> EXERCISE: Return all lines that include the string "true".

━━━ INFORMATION GIVEN

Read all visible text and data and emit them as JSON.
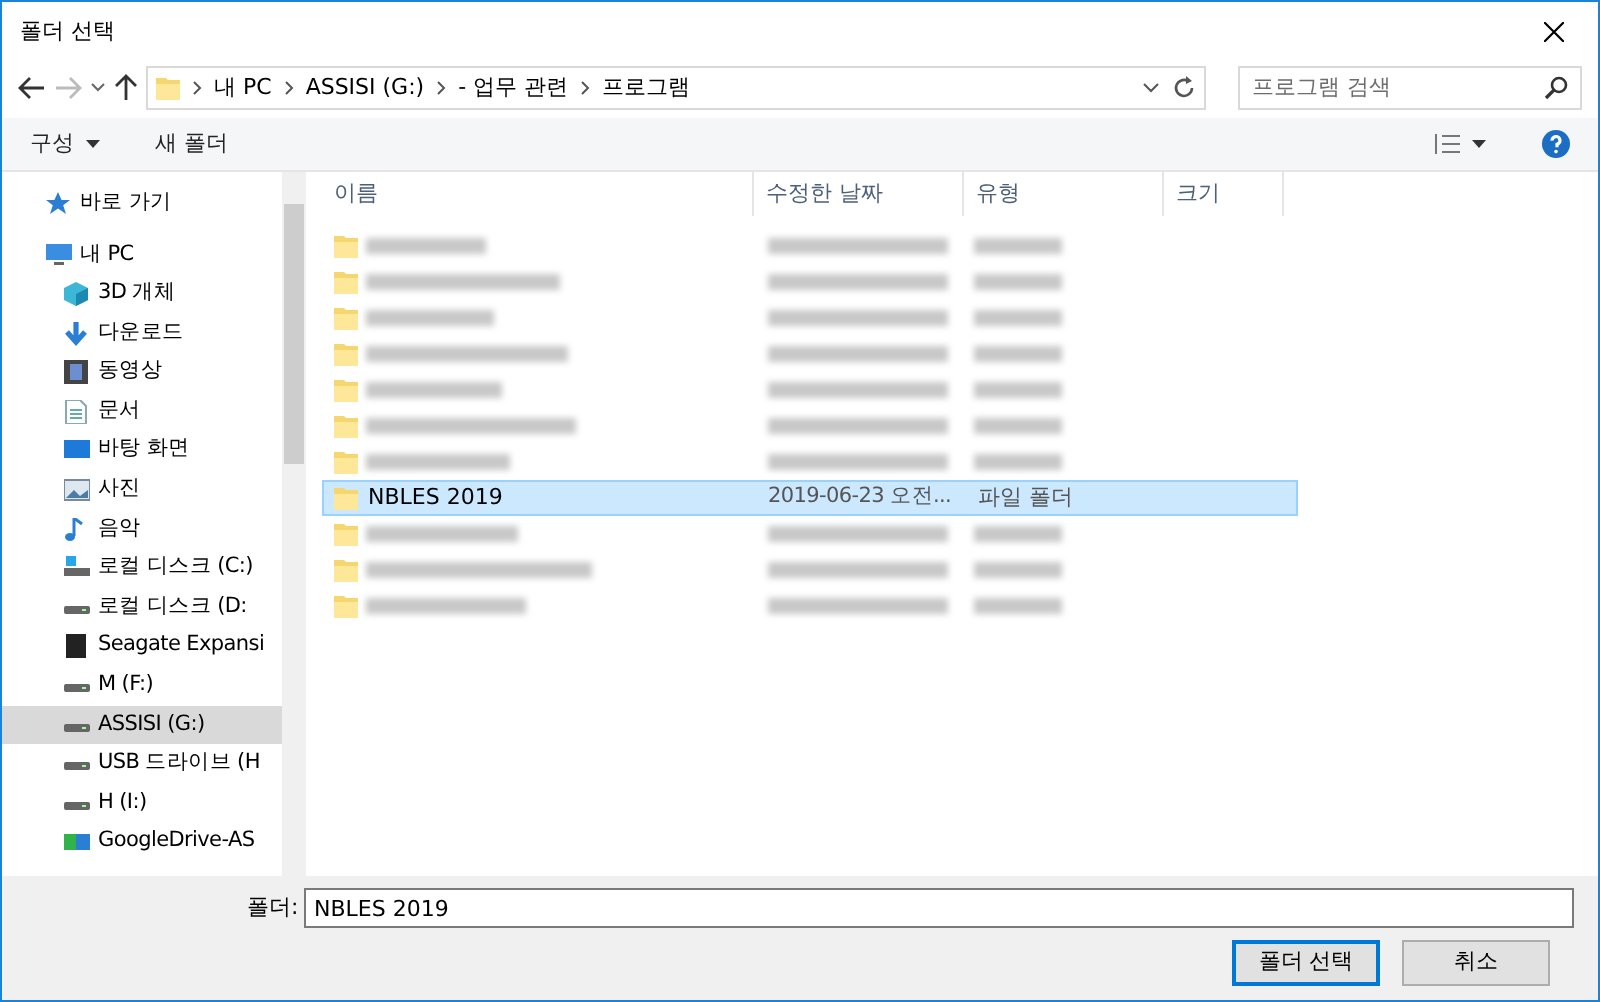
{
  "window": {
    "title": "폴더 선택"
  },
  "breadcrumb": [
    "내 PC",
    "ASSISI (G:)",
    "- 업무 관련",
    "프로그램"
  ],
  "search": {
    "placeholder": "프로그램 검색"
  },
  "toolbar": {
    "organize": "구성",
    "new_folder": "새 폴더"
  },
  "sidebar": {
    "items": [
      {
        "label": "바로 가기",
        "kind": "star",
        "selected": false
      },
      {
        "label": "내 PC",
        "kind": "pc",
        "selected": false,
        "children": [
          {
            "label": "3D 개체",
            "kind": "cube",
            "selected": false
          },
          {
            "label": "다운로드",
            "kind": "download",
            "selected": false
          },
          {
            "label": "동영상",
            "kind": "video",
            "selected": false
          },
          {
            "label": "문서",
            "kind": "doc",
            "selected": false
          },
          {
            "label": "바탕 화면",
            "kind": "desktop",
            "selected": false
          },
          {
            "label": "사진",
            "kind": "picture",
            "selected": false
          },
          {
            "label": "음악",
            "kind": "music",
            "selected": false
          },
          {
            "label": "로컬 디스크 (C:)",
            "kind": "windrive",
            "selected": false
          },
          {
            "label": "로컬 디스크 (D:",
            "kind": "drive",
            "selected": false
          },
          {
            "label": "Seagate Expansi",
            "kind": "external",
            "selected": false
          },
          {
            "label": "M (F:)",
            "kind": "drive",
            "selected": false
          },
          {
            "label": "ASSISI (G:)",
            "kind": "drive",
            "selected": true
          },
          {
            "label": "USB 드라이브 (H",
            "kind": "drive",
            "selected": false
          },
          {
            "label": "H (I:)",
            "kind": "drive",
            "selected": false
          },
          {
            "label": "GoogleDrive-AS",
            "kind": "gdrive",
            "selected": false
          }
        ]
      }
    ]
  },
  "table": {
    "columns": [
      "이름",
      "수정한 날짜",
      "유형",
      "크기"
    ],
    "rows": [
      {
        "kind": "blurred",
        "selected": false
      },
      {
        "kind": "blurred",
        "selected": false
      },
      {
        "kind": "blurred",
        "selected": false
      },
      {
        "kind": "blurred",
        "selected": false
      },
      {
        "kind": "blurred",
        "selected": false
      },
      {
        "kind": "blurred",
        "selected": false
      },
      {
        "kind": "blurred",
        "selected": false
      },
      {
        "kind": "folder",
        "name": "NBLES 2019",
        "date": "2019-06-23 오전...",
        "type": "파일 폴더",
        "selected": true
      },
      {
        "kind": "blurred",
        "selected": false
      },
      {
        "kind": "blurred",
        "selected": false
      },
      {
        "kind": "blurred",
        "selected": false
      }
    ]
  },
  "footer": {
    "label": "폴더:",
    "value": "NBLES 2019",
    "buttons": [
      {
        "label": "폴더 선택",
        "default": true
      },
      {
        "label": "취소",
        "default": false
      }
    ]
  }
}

━━━━━━

> RESPONSE TO THIS EXERCISE:
            "selected": true
        "selected": true
        "default": true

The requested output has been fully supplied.